------ MATERIAL SUPPLIED ------

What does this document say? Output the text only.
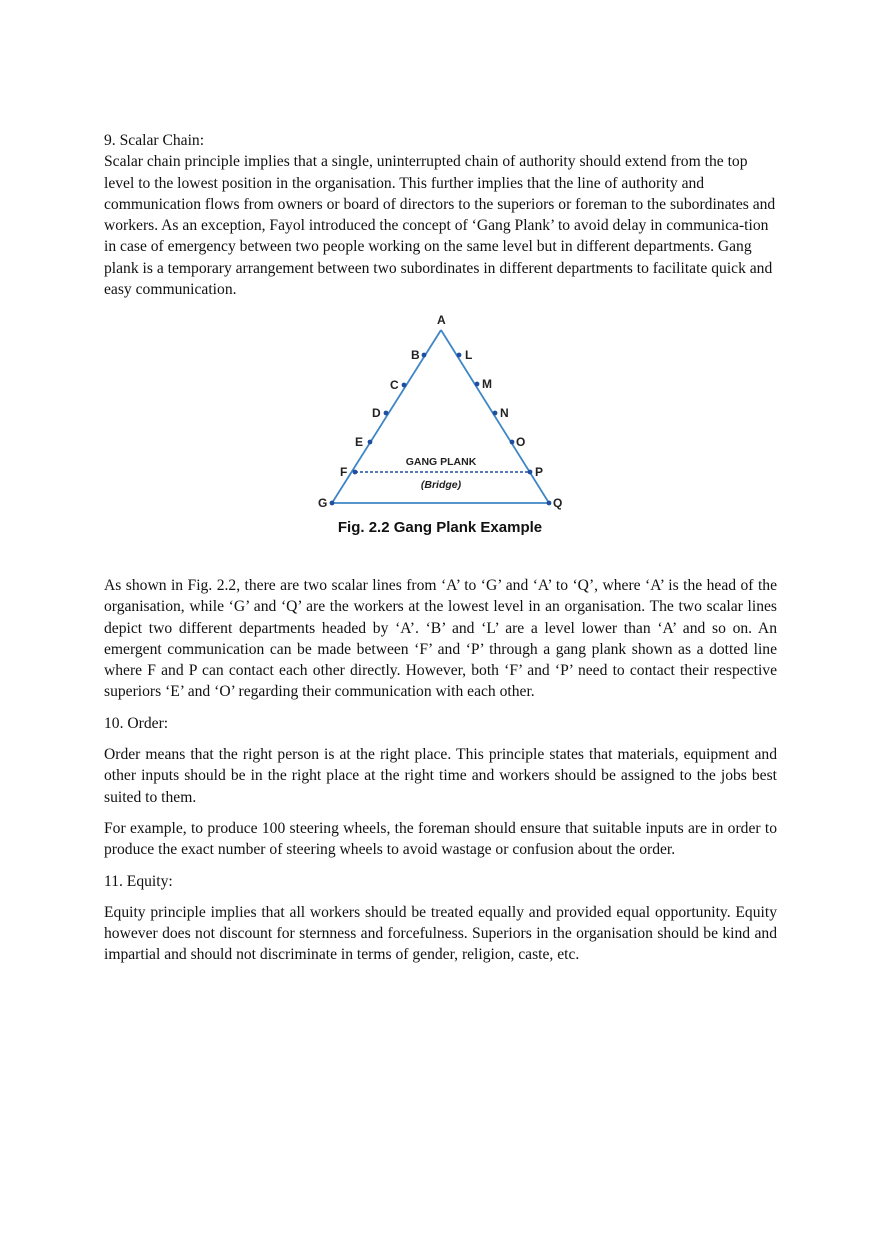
9. Scalar Chain:

Scalar chain principle implies that a single, uninterrupted chain of authority should extend from the top level to the lowest position in the organisation. This further implies that the line of authority and communication flows from owners or board of directors to the superiors or foreman to the subordinates and workers. As an exception, Fayol introduced the concept of ‘Gang Plank’ to avoid delay in communica-tion in case of emergency between two people working on the same level but in different departments. Gang plank is a temporary arrangement between two subordinates in different departments to facilitate quick and easy communication.

A
B
C
D
E
F
G
L
M
N
O
P
Q
GANG PLANK
(Bridge)
Fig. 2.2 Gang Plank Example

As shown in Fig. 2.2, there are two scalar lines from ‘A’ to ‘G’ and ‘A’ to ‘Q’, where ‘A’ is the head of the organisation, while ‘G’ and ‘Q’ are the workers at the lowest level in an organisation. The two scalar lines depict two different departments headed by ‘A’. ‘B’ and ‘L’ are a level lower than ‘A’ and so on. An emergent communication can be made between ‘F’ and ‘P’ through a gang plank shown as a dotted line where F and P can contact each other directly. However, both ‘F’ and ‘P’ need to contact their respective superiors ‘E’ and ‘O’ regarding their communication with each other.

10. Order:

Order means that the right person is at the right place. This principle states that materials, equipment and other inputs should be in the right place at the right time and workers should be assigned to the jobs best suited to them.

For example, to produce 100 steering wheels, the foreman should ensure that suitable inputs are in order to produce the exact number of steering wheels to avoid wastage or confusion about the order.

11. Equity:

Equity principle implies that all workers should be treated equally and provided equal opportunity. Equity however does not discount for sternness and forcefulness. Superiors in the organisation should be kind and impartial and should not discriminate in terms of gender, religion, caste, etc.
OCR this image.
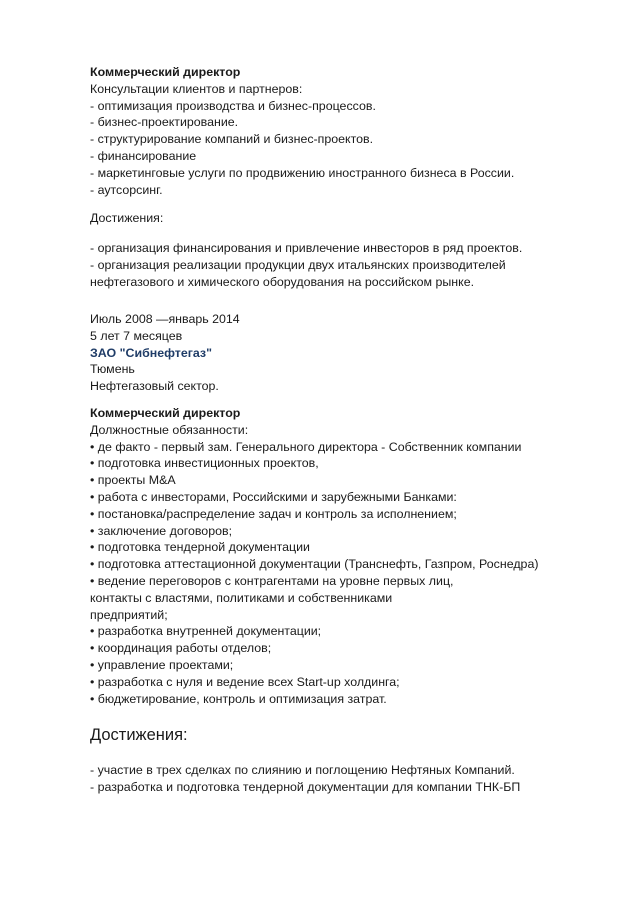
Коммерческий директор
Консультации клиентов и партнеров:
- оптимизация производства и бизнес-процессов.
- бизнес-проектирование.
- структурирование компаний и бизнес-проектов.
- финансирование
- маркетинговые услуги по продвижению иностранного бизнеса в России.
- аутсорсинг.
Достижения:
- организация финансирования и привлечение инвесторов в ряд проектов.
- организация реализации продукции двух итальянских производителей
нефтегазового и химического оборудования на российском рынке.
Июль 2008 —январь 2014
5 лет 7 месяцев
ЗАО "Сибнефтегаз"
Тюмень
Нефтегазовый сектор.
Коммерческий директор
Должностные обязанности:
• де факто - первый зам. Генерального директора - Собственник компании
• подготовка инвестиционных проектов,
• проекты M&A
• работа с инвесторами, Российскими и зарубежными Банками:
• постановка/распределение задач и контроль за исполнением;
• заключение договоров;
• подготовка тендерной документации
• подготовка аттестационной документации (Транснефть, Газпром, Роснедра)
• ведение переговоров с контрагентами на уровне первых лиц,
контакты с властями, политиками и собственниками
предприятий;
• разработка внутренней документации;
• координация работы отделов;
• управление проектами;
• разработка с нуля и ведение всех Start-up холдинга;
• бюджетирование, контроль и оптимизация затрат.
Достижения:
- участие в трех сделках по слиянию и поглощению Нефтяных Компаний.
- разработка и подготовка тендерной документации для компании ТНК-БП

------

> _WHAT IS BEING ASKED_
Show every line in the records above that contains the word "контроль".

> _OUTPUT FOR THIS EXERCISE_
• постановка/распределение задач и контроль за исполнением;
• бюджетирование, контроль и оптимизация затрат.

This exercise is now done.